### WRITTEN PROBLEM
Extract every line from the records below that contains the word "Communione".

### SUPPLIED RECORDS
++++++

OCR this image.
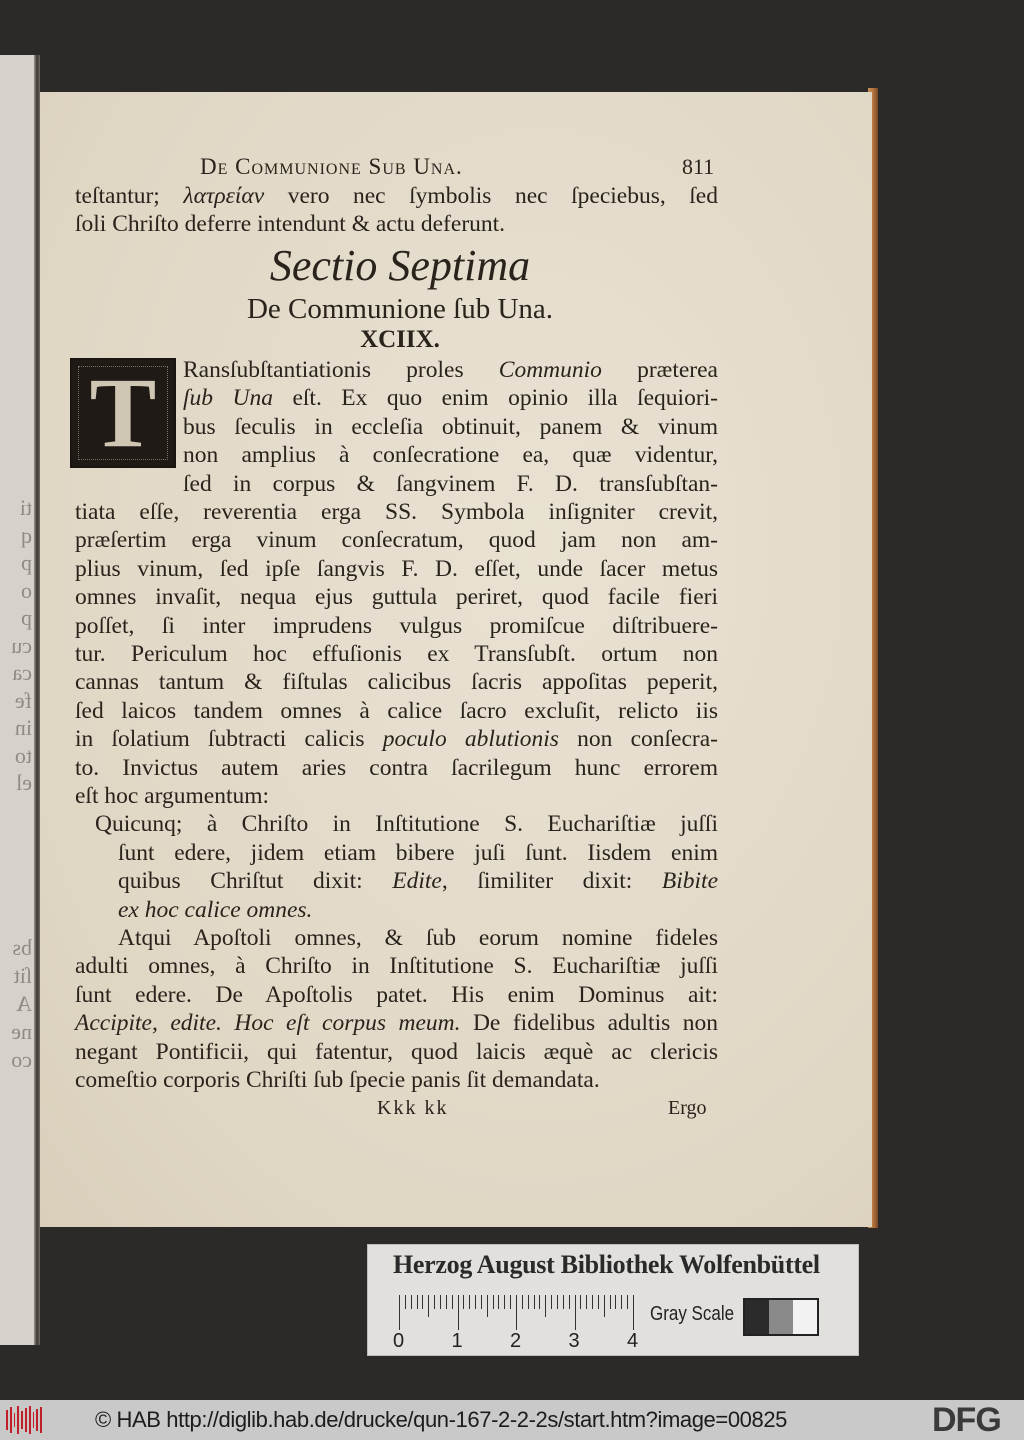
ti
q
p
o
p
cu
ca
fe
in
to
el
bs
ſit
A
ne
co
De Communione Sub Una.	811
teſtantur; λατρείαν vero nec ſymbolis nec ſpeciebus, ſed
ſoli Chriſto deferre intendunt & actu deferunt.
Sectio Septima
De Communione ſub Una.
XCIIX.
T Ransſubſtantiationis proles Communio præterea
ſub Una eſt. Ex quo enim opinio illa ſequiori-
bus ſeculis in eccleſia obtinuit, panem & vinum
non amplius à conſecratione ea, quæ videntur,
ſed in corpus & ſangvinem F. D. transſubſtan-
tiata eſſe, reverentia erga SS. Symbola inſigniter crevit,
præſertim erga vinum conſecratum, quod jam non am-
plius vinum, ſed ipſe ſangvis F. D. eſſet, unde ſacer metus
omnes invaſit, nequa ejus guttula periret, quod facile fieri
poſſet, ſi inter imprudens vulgus promiſcue diſtribuere-
tur. Periculum hoc effuſionis ex Transſubſt. ortum non
cannas tantum & fiſtulas calicibus ſacris appoſitas peperit,
ſed laicos tandem omnes à calice ſacro excluſit, relicto iis
in ſolatium ſubtracti calicis poculo ablutionis non conſecra-
to. Invictus autem aries contra ſacrilegum hunc errorem
eſt hoc argumentum:
Quicunq; à Chriſto in Inſtitutione S. Euchariſtiæ juſſi
ſunt edere, jidem etiam bibere juſi ſunt. Iisdem enim
quibus Chriſtut dixit: Edite, ſimiliter dixit: Bibite
ex hoc calice omnes.
Atqui Apoſtoli omnes, & ſub eorum nomine fideles
adulti omnes, à Chriſto in Inſtitutione S. Euchariſtiæ juſſi
ſunt edere. De Apoſtolis patet. His enim Dominus ait:
Accipite, edite. Hoc eſt corpus meum. De fidelibus adultis non
negant Pontificii, qui fatentur, quod laicis æquè ac clericis
comeſtio corporis Chriſti ſub ſpecie panis ſit demandata.
Kkk kk	Ergo
Herzog August Bibliothek Wolfenbüttel
0 1 2 3 4
Gray Scale
© HAB http://diglib.hab.de/drucke/qun-167-2-2-2s/start.htm?image=00825	DFG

++++++

### REPLY
De Communione Sub Una.	811
De Communione ſub Una.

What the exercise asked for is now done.